• _EXERCISE_
What lines of the data hold the string "продукта"? Pull each one out.

• _DATASET_
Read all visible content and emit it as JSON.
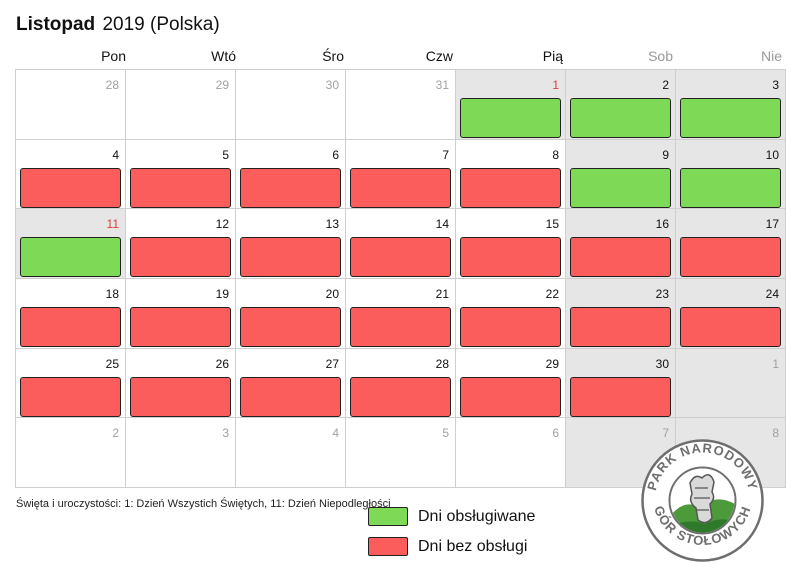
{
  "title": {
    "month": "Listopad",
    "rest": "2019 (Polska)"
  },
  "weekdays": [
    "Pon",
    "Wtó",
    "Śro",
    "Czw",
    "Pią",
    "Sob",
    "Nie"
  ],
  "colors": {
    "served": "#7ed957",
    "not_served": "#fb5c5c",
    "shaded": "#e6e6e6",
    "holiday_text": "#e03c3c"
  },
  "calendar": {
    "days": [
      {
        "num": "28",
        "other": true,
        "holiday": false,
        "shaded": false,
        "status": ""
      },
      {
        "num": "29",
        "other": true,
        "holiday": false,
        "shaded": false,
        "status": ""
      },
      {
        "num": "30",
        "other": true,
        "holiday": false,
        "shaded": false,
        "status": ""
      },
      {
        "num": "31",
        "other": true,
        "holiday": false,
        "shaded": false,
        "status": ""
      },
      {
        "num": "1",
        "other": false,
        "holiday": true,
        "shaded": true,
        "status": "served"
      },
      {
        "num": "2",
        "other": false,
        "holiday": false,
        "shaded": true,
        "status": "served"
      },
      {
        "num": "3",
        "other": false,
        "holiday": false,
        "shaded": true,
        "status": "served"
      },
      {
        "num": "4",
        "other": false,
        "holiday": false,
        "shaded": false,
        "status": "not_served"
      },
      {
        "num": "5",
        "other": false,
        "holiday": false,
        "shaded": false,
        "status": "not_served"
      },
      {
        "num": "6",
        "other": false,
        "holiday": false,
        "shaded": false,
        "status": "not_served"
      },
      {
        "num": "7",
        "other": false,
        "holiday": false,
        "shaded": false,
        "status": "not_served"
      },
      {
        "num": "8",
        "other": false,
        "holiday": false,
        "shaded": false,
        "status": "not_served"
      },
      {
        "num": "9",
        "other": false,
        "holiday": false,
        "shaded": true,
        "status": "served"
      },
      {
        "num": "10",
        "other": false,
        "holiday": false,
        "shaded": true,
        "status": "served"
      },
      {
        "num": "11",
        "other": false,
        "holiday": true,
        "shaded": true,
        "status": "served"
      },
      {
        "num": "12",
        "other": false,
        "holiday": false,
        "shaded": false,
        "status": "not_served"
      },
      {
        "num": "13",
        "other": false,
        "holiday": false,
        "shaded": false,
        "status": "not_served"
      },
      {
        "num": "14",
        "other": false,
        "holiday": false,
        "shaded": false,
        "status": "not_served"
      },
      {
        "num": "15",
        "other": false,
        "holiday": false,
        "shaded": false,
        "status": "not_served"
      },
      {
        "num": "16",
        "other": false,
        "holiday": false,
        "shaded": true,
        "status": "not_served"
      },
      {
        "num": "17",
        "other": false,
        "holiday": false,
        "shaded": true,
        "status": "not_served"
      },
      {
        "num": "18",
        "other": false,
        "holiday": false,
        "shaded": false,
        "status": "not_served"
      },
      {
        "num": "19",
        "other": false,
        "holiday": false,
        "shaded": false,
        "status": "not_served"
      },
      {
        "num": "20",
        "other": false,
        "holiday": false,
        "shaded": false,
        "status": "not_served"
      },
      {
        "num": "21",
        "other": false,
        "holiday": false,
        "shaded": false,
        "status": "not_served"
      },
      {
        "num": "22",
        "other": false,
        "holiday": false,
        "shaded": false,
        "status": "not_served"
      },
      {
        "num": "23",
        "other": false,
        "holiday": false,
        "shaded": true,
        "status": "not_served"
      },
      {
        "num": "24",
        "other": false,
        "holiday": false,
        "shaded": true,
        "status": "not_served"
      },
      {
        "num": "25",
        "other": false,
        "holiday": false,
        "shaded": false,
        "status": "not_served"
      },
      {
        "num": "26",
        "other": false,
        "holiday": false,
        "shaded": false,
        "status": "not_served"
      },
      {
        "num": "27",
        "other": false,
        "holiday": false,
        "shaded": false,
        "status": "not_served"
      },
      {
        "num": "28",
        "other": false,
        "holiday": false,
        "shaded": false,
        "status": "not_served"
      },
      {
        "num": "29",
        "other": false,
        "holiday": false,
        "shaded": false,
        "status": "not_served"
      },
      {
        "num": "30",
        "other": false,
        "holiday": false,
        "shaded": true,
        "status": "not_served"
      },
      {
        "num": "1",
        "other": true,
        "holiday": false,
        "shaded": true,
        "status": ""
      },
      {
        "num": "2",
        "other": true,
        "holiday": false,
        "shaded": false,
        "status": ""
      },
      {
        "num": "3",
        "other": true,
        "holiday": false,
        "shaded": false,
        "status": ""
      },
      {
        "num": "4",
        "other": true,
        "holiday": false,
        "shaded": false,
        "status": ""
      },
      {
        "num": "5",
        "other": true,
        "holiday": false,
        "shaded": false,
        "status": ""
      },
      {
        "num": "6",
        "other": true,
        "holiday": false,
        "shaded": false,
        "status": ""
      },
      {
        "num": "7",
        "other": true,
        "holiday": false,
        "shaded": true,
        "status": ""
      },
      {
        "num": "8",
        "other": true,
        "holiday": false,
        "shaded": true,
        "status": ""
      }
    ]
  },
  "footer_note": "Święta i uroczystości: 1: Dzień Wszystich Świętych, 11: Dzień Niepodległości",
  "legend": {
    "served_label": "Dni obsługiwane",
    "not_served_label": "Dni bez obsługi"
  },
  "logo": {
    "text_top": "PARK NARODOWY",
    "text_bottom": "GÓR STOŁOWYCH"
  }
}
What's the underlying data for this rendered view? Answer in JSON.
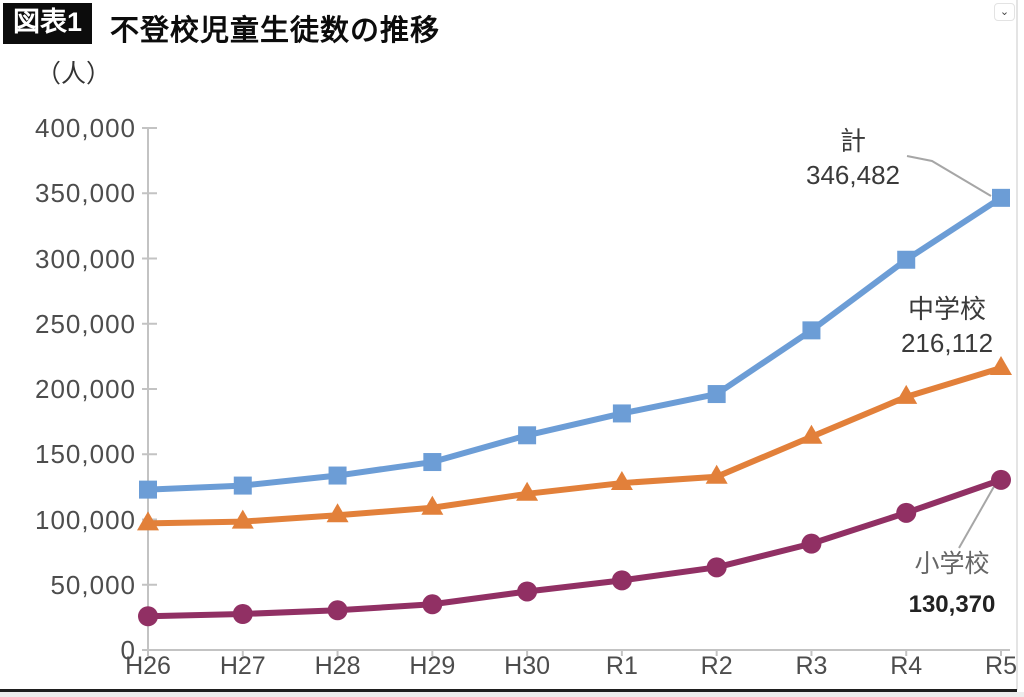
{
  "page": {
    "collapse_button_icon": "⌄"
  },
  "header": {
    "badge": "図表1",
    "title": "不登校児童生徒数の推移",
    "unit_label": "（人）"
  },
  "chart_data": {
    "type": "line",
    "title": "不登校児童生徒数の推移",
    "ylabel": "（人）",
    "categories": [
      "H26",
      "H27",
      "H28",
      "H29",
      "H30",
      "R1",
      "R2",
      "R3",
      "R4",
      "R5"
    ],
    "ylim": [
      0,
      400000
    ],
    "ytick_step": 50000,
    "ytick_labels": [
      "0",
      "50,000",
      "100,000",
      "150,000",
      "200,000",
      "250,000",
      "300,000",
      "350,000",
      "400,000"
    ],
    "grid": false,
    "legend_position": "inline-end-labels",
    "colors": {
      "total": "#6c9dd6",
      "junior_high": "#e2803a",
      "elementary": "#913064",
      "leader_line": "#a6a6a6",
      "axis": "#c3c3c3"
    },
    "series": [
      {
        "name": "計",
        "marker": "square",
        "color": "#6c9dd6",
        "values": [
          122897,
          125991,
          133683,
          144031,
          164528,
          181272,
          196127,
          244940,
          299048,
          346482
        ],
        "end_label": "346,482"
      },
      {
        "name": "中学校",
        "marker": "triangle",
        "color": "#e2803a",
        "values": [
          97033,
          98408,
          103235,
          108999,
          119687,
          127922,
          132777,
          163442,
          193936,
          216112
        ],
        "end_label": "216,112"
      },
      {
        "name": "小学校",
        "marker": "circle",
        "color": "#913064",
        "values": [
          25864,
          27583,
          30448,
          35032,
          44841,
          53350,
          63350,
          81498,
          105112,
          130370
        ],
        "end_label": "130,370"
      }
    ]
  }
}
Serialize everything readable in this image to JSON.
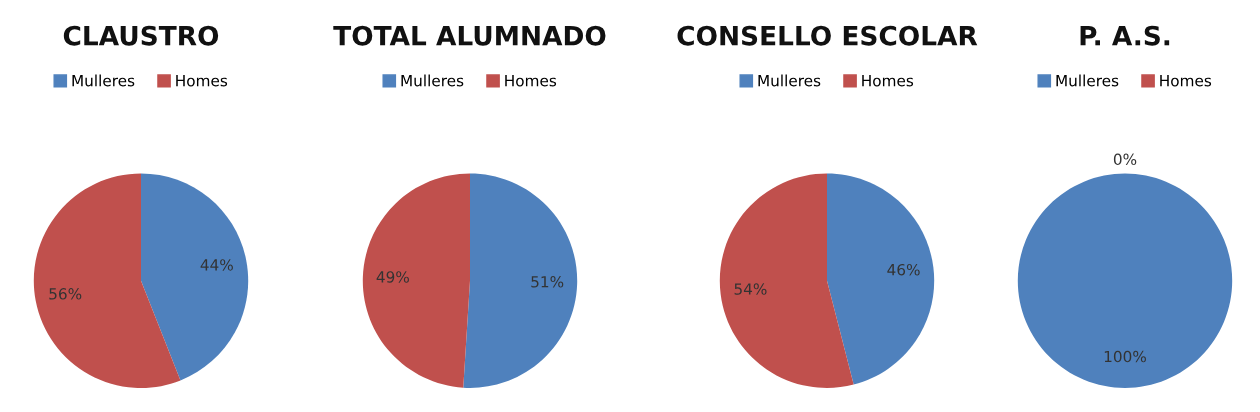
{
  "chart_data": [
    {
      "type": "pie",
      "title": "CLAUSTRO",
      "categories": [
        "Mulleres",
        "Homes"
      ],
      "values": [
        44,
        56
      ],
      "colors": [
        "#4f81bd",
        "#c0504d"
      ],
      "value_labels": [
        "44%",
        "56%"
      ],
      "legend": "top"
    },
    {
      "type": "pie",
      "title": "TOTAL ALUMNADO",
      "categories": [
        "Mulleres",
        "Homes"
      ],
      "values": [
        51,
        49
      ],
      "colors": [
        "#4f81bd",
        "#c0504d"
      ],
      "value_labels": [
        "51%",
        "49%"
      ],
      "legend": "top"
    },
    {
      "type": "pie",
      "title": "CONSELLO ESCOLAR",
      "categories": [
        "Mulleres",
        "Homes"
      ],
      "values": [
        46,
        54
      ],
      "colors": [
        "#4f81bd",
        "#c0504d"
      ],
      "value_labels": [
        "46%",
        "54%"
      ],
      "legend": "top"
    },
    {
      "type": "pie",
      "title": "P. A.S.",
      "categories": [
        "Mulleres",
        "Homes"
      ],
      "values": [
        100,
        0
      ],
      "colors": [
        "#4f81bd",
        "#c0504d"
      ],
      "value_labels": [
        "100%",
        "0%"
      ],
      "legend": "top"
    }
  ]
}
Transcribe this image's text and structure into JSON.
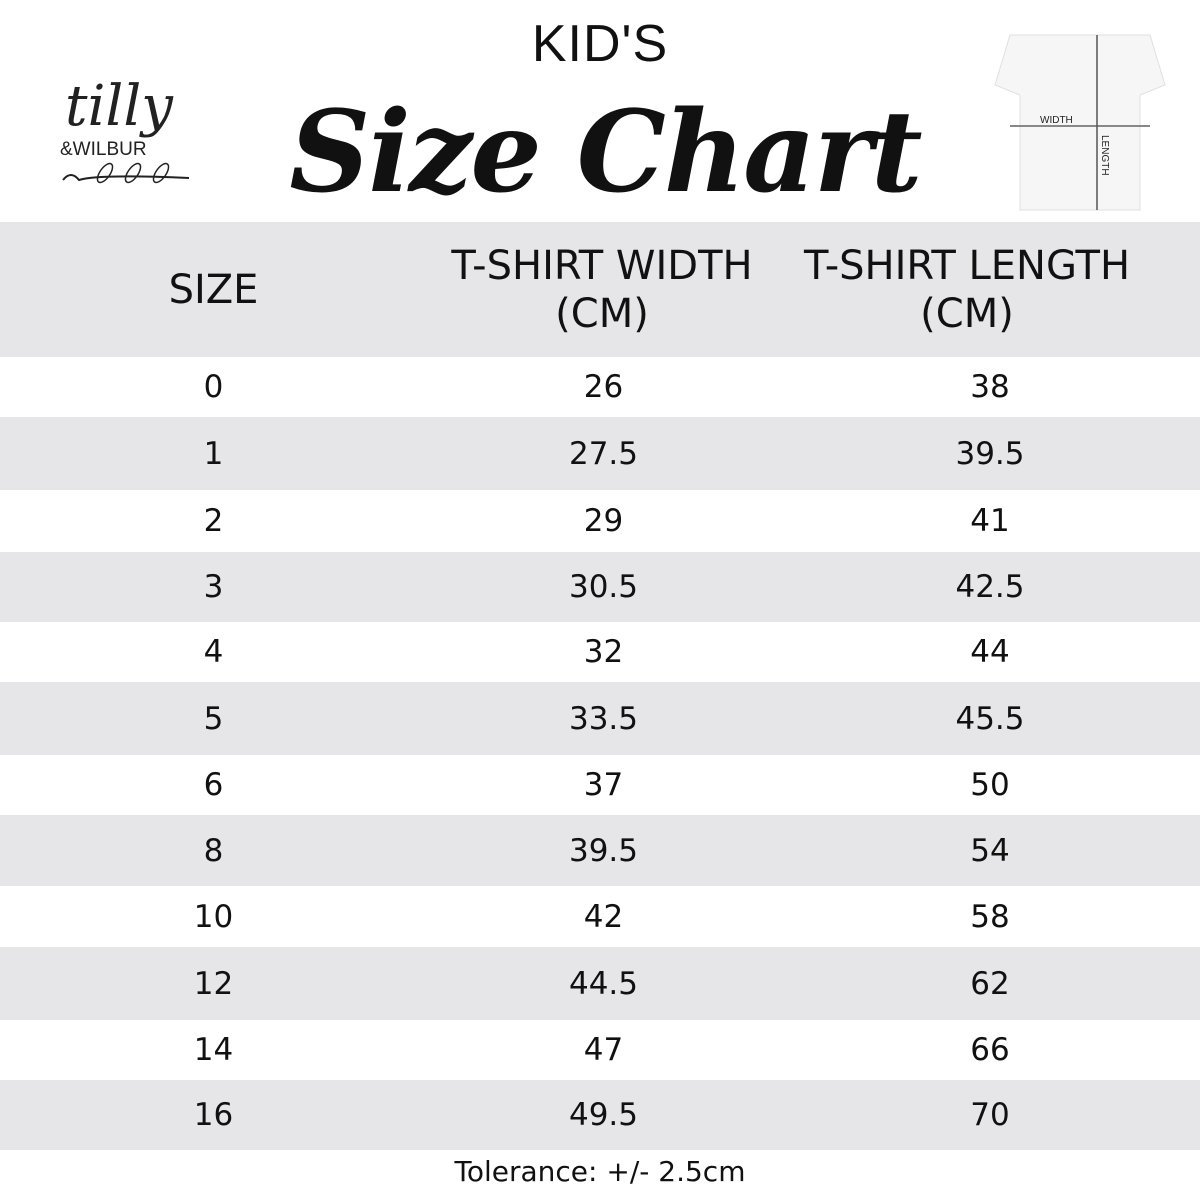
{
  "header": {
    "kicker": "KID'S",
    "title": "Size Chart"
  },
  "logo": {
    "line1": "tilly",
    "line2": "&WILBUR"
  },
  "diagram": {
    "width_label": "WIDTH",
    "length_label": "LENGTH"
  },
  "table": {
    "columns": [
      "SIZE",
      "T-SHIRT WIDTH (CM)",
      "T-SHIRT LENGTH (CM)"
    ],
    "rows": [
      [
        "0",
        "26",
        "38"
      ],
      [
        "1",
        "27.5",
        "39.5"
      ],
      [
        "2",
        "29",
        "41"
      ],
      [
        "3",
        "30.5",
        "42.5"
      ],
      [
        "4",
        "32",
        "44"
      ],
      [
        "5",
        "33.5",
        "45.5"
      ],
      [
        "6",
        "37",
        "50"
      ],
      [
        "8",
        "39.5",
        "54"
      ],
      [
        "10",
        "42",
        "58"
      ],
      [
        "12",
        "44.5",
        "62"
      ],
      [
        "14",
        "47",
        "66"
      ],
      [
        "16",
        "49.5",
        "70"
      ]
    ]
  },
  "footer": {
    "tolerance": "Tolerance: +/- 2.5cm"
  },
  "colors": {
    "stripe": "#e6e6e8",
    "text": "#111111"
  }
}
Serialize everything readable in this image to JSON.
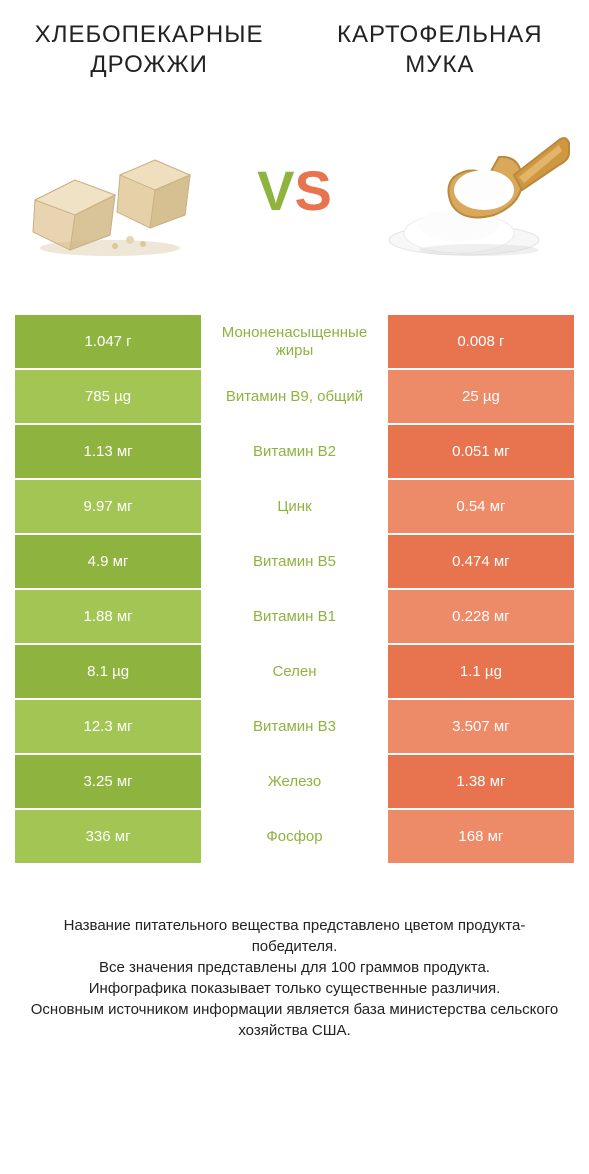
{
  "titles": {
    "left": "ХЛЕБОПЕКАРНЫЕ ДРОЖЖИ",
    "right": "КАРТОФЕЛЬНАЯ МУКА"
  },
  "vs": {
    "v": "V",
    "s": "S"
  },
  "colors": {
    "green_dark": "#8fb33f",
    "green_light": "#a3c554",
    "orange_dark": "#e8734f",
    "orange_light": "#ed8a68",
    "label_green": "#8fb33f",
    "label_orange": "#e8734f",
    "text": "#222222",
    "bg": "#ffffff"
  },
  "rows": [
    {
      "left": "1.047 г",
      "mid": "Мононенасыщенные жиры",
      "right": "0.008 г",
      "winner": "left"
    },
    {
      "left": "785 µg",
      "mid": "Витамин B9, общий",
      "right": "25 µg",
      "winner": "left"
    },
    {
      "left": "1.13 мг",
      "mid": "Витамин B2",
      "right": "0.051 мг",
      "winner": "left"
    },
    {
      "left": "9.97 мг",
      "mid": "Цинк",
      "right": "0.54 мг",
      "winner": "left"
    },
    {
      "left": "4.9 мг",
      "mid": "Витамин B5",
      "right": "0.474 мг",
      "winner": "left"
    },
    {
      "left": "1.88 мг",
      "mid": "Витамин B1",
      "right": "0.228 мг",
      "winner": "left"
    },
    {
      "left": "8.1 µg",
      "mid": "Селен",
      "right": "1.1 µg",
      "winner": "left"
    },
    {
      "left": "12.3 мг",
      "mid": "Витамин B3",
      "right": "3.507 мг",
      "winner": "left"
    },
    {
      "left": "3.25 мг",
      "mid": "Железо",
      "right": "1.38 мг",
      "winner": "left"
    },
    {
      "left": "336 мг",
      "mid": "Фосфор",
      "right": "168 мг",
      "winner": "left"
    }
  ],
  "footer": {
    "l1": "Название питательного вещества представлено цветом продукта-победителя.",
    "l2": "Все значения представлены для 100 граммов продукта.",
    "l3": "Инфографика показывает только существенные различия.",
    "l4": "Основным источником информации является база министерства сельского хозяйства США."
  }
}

• _ANSWER IN FULL_
    "l1": "Название питательного вещества представлено цветом продукта-победителя.",
    "l2": "Все значения представлены для 100 граммов продукта.",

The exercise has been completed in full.